## begin

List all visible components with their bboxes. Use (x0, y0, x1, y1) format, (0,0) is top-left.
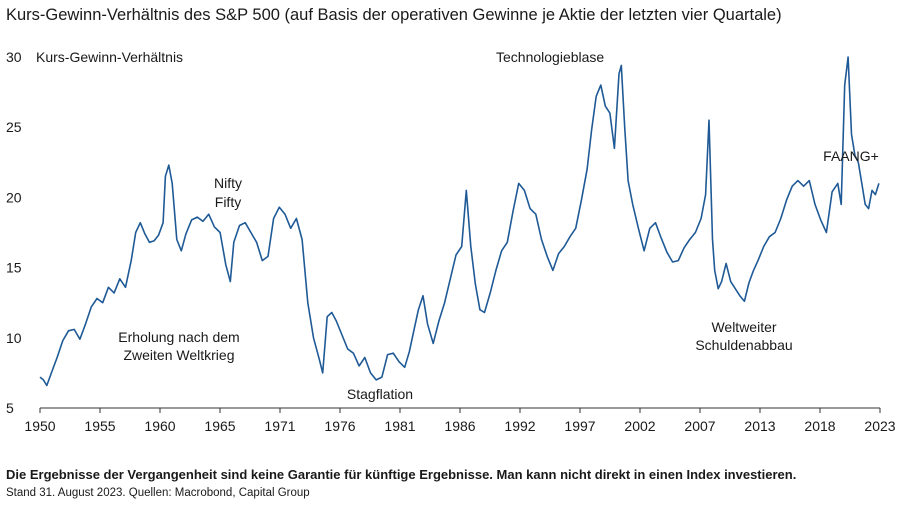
annotation-stagflation: Stagflation (347, 386, 413, 402)
y-tick-label: 20 (6, 189, 22, 205)
y-tick-label: 10 (6, 330, 22, 346)
y-tick-label: 15 (6, 260, 22, 276)
y-tick-label: 25 (6, 119, 22, 135)
annotation-fifty: Fifty (215, 194, 241, 210)
x-tick-label: 2013 (744, 418, 775, 434)
annotation-schuldenabbau: Schuldenabbau (695, 337, 792, 353)
pe-ratio-series-line (39, 56, 880, 387)
annotations-group: Kurs-Gewinn-Verhältnis Technologieblase … (36, 49, 879, 402)
x-tick-label: 1960 (144, 418, 175, 434)
x-tick-label: 1997 (564, 418, 595, 434)
x-tick-label: 1950 (24, 418, 55, 434)
annotation-technologieblase: Technologieblase (496, 49, 604, 65)
annotation-nifty: Nifty (214, 175, 242, 191)
annotation-erholung-line2: Zweiten Weltkrieg (123, 347, 234, 363)
annotation-faang: FAANG+ (823, 148, 879, 164)
annotation-erholung-line1: Erholung nach dem (118, 329, 239, 345)
y-tick-label: 5 (6, 400, 14, 416)
annotation-weltweiter: Weltweiter (711, 319, 776, 335)
chart-title: Kurs-Gewinn-Verhältnis des S&P 500 (auf … (6, 6, 782, 24)
y-tick-label: 30 (6, 49, 22, 65)
x-tick-label: 2018 (804, 418, 835, 434)
x-tick-label: 1976 (324, 418, 355, 434)
x-tick-label: 1971 (264, 418, 295, 434)
series-group (39, 56, 880, 387)
pe-ratio-chart: 1950 1955 1960 1965 1971 1976 1981 1986 1992 1997… (6, 49, 896, 434)
x-tick-label: 1986 (444, 418, 475, 434)
x-tick-label: 2002 (624, 418, 655, 434)
x-tick-label: 1955 (84, 418, 115, 434)
footnote-disclaimer: Die Ergebnisse der Vergangenheit sind ke… (6, 467, 797, 482)
x-tick-label: 2007 (684, 418, 715, 434)
y-axis-label: Kurs-Gewinn-Verhältnis (36, 49, 183, 65)
x-tick-label: 2023 (864, 418, 895, 434)
y-axis-ticks: 5 10 15 20 25 30 (6, 49, 22, 416)
x-tick-label: 1965 (204, 418, 235, 434)
source-note: Stand 31. August 2023. Quellen: Macrobon… (6, 487, 310, 499)
x-tick-label: 1992 (504, 418, 535, 434)
x-axis-ticks: 1950 1955 1960 1965 1971 1976 1981 1986 1992 1997… (24, 408, 896, 434)
x-tick-label: 1981 (384, 418, 415, 434)
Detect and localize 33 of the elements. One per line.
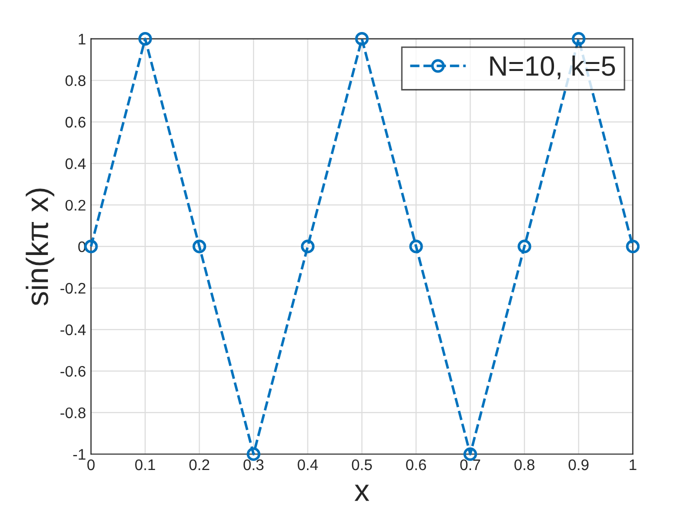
x-tick-label: 0.1 xyxy=(135,459,156,470)
y-tick-label: -0.2 xyxy=(60,282,86,294)
y-tick-label: -1 xyxy=(73,449,86,460)
y-tick-label: -0.4 xyxy=(60,324,86,336)
y-tick-label: 0.8 xyxy=(66,75,86,86)
point xyxy=(355,32,369,46)
x-tick-label: 0.9 xyxy=(568,459,589,470)
x-tick-label: 0.3 xyxy=(244,459,264,470)
point xyxy=(626,240,640,254)
x-tick-label: 0.4 xyxy=(298,459,318,470)
x-tick-label: 0.5 xyxy=(352,459,372,470)
point xyxy=(192,240,206,254)
point xyxy=(84,240,98,254)
y-tick-label: 0.4 xyxy=(66,158,86,170)
point xyxy=(300,240,315,254)
x-tick-label: 0.2 xyxy=(189,459,210,470)
y-tick-label: -0.8 xyxy=(60,407,86,418)
point xyxy=(138,32,152,46)
x-tick-label: 0.7 xyxy=(460,459,480,470)
y-tick-label: 0.2 xyxy=(66,200,86,211)
y-tick-label: 1 xyxy=(78,34,86,44)
y-axis-title: sin(kπ x) xyxy=(26,188,54,306)
point xyxy=(572,32,586,46)
x-tick-label: 0.8 xyxy=(514,459,534,470)
point xyxy=(518,240,532,254)
y-tick-label: 0.6 xyxy=(66,116,86,128)
point xyxy=(409,240,423,254)
x-axis-title: x xyxy=(354,484,370,501)
y-tick-label: -0.6 xyxy=(60,366,86,377)
x-tick-label: 1 xyxy=(630,460,636,470)
x-tick-label: 0.6 xyxy=(406,459,426,470)
legend-label: N=10, k=5 xyxy=(490,56,615,80)
x-tick-label: 0 xyxy=(87,459,95,470)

## end

● DIRECTIVE: Lay out the part of the listing that opens with the line containing "annotation-stagflation: Stagflation (347, 386, 413, 402)" and closes with the line containing "x-tick-label: 1997 (564, 418, 595, 434)" as a Markdown table with the columns "No." and "Entry". Number each line, and leave out any blank lines.

● FULL RESPONSE:
| No. | Entry |
|---|---|
| 1 | annotation-stagflation: Stagflation (347, 386, 413, 402) |
| 2 | y-tick-label: 20 (6, 189, 22, 205) |
| 3 | y-tick-label: 10 (6, 330, 22, 346) |
| 4 | y-tick-label: 15 (6, 260, 22, 276) |
| 5 | y-tick-label: 25 (6, 119, 22, 135) |
| 6 | annotation-fifty: Fifty (215, 194, 241, 210) |
| 7 | x-tick-label: 2013 (744, 418, 775, 434) |
| 8 | annotation-schuldenabbau: Schuldenabbau (695, 337, 792, 353) |
| 9 | pe-ratio-series-line (39, 56, 880, 387) |
| 10 | annotations-group: Kurs-Gewinn-Verhältnis Technologieblase … (36, 49, 879, 402) |
| 11 | x-tick-label: 1960 (144, 418, 175, 434) |
| 12 | x-tick-label: 1997 (564, 418, 595, 434) |